Selection>
Communicating with Australian employees involves different norms. Eye contact is important during meetings and conversations, and shaking hands before and after a meeting is essential. Australians have an open and friendly cultural disposition, but they do not appreciate rambling conversations; instead they seek directness and brevity. Most importantly, Australians do not dwell on status or past achievement but rather on the quality of work (Hunt, 2006). In motivating Australian employees, credit and compliments are valued. However, superiors should not play the superiority card. Australian employees value equality in opportunity. Australians are sensitive to organizational justice and the belief of equitable return for their efforts. Australians are also similar to the United States in the aspect of risk taking and venturing. Entrepreneurial ability and short-term planning are valuable among Australians (Williams, 2006). China

Since China is regarded as the oldest continuous civilization, much of their work and organizational practices follow deep traditions in the Confucian mold.

Brief> Quote the passage on workplace culture, starting at "Since China is" and ending at "the Confucian mold.". The material after this point comes from a different source.

Supplied material>

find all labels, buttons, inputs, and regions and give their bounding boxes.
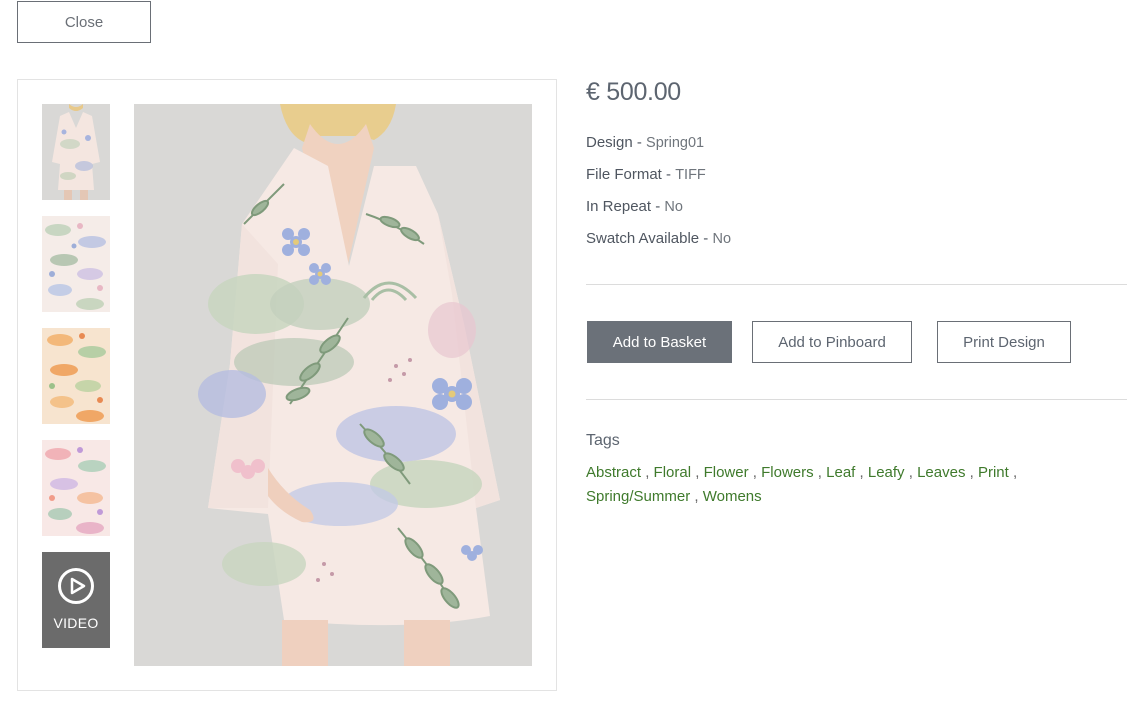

Written solution>
Since China is regarded as the oldest continuous civilization, much of their work and organizational practices follow deep traditions in the Confucian mold.